[Start DATASET RECORDS]

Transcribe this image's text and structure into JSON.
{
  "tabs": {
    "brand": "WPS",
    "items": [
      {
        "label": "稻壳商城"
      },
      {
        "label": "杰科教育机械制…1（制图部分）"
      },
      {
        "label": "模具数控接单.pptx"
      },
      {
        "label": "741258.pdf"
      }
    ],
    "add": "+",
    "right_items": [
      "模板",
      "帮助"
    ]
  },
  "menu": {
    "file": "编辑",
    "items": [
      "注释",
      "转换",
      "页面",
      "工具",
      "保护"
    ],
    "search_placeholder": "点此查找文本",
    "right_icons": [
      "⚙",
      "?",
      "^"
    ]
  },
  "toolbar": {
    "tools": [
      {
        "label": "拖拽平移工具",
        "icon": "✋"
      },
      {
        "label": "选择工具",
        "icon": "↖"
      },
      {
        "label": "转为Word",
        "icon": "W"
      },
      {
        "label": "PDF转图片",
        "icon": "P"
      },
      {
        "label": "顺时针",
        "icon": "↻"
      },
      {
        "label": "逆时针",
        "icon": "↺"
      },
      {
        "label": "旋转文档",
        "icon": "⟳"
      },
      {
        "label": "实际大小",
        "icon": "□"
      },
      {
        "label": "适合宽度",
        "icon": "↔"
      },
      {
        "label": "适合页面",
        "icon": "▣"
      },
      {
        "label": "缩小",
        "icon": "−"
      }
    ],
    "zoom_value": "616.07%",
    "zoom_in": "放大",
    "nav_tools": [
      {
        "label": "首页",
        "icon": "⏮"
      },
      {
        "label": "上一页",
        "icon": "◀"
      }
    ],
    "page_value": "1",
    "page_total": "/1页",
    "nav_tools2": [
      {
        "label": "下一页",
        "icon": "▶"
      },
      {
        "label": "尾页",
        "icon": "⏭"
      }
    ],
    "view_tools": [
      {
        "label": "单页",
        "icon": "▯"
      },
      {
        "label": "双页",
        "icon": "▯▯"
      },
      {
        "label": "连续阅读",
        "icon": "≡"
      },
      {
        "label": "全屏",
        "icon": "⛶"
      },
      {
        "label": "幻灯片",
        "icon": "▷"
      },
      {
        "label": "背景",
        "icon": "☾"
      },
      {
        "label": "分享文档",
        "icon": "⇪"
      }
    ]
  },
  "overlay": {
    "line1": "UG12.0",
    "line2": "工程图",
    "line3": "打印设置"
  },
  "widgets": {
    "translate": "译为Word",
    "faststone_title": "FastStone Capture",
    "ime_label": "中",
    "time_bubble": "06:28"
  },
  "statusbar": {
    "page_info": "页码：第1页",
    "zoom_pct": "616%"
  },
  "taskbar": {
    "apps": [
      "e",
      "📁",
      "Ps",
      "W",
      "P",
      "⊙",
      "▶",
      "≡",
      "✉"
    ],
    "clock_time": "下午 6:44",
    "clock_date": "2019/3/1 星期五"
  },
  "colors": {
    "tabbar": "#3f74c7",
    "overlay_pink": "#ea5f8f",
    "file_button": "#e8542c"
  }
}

[End DATASET RECORDS]

WRITTEN EXERCISE
Please reproduce each record precisely as written.

EXERCISE OUTPUT
Transcribe this image's text and structure into JSON.
{
  "tabs": {
    "brand": "WPS",
    "items": [
      {
        "label": "稻壳商城"
      },
      {
        "label": "杰科教育机械制…1（制图部分）"
      },
      {
        "label": "模具数控接单.pptx"
      },
      {
        "label": "741258.pdf"
      }
    ],
    "add": "+",
    "right_items": [
      "模板",
      "帮助"
    ]
  },
  "menu": {
    "file": "编辑",
    "items": [
      "注释",
      "转换",
      "页面",
      "工具",
      "保护"
    ],
    "search_placeholder": "点此查找文本",
    "right_icons": [
      "⚙",
      "?",
      "^"
    ]
  },
  "toolbar": {
    "tools": [
      {
        "label": "拖拽平移工具",
        "icon": "✋"
      },
      {
        "label": "选择工具",
        "icon": "↖"
      },
      {
        "label": "转为Word",
        "icon": "W"
      },
      {
        "label": "PDF转图片",
        "icon": "P"
      },
      {
        "label": "顺时针",
        "icon": "↻"
      },
      {
        "label": "逆时针",
        "icon": "↺"
      },
      {
        "label": "旋转文档",
        "icon": "⟳"
      },
      {
        "label": "实际大小",
        "icon": "□"
      },
      {
        "label": "适合宽度",
        "icon": "↔"
      },
      {
        "label": "适合页面",
        "icon": "▣"
      },
      {
        "label": "缩小",
        "icon": "−"
      }
    ],
    "zoom_value": "616.07%",
    "zoom_in": "放大",
    "nav_tools": [
      {
        "label": "首页",
        "icon": "⏮"
      },
      {
        "label": "上一页",
        "icon": "◀"
      }
    ],
    "page_value": "1",
    "page_total": "/1页",
    "nav_tools2": [
      {
        "label": "下一页",
        "icon": "▶"
      },
      {
        "label": "尾页",
        "icon": "⏭"
      }
    ],
    "view_tools": [
      {
        "label": "单页",
        "icon": "▯"
      },
      {
        "label": "双页",
        "icon": "▯▯"
      },
      {
        "label": "连续阅读",
        "icon": "≡"
      },
      {
        "label": "全屏",
        "icon": "⛶"
      },
      {
        "label": "幻灯片",
        "icon": "▷"
      },
      {
        "label": "背景",
        "icon": "☾"
      },
      {
        "label": "分享文档",
        "icon": "⇪"
      }
    ]
  },
  "overlay": {
    "line1": "UG12.0",
    "line2": "工程图",
    "line3": "打印设置"
  },
  "widgets": {
    "translate": "译为Word",
    "faststone_title": "FastStone Capture",
    "ime_label": "中",
    "time_bubble": "06:28"
  },
  "statusbar": {
    "page_info": "页码：第1页",
    "zoom_pct": "616%"
  },
  "taskbar": {
    "apps": [
      "e",
      "📁",
      "Ps",
      "W",
      "P",
      "⊙",
      "▶",
      "≡",
      "✉"
    ],
    "clock_time": "下午 6:44",
    "clock_date": "2019/3/1 星期五"
  },
  "colors": {
    "tabbar": "#3f74c7",
    "overlay_pink": "#ea5f8f",
    "file_button": "#e8542c"
  }
}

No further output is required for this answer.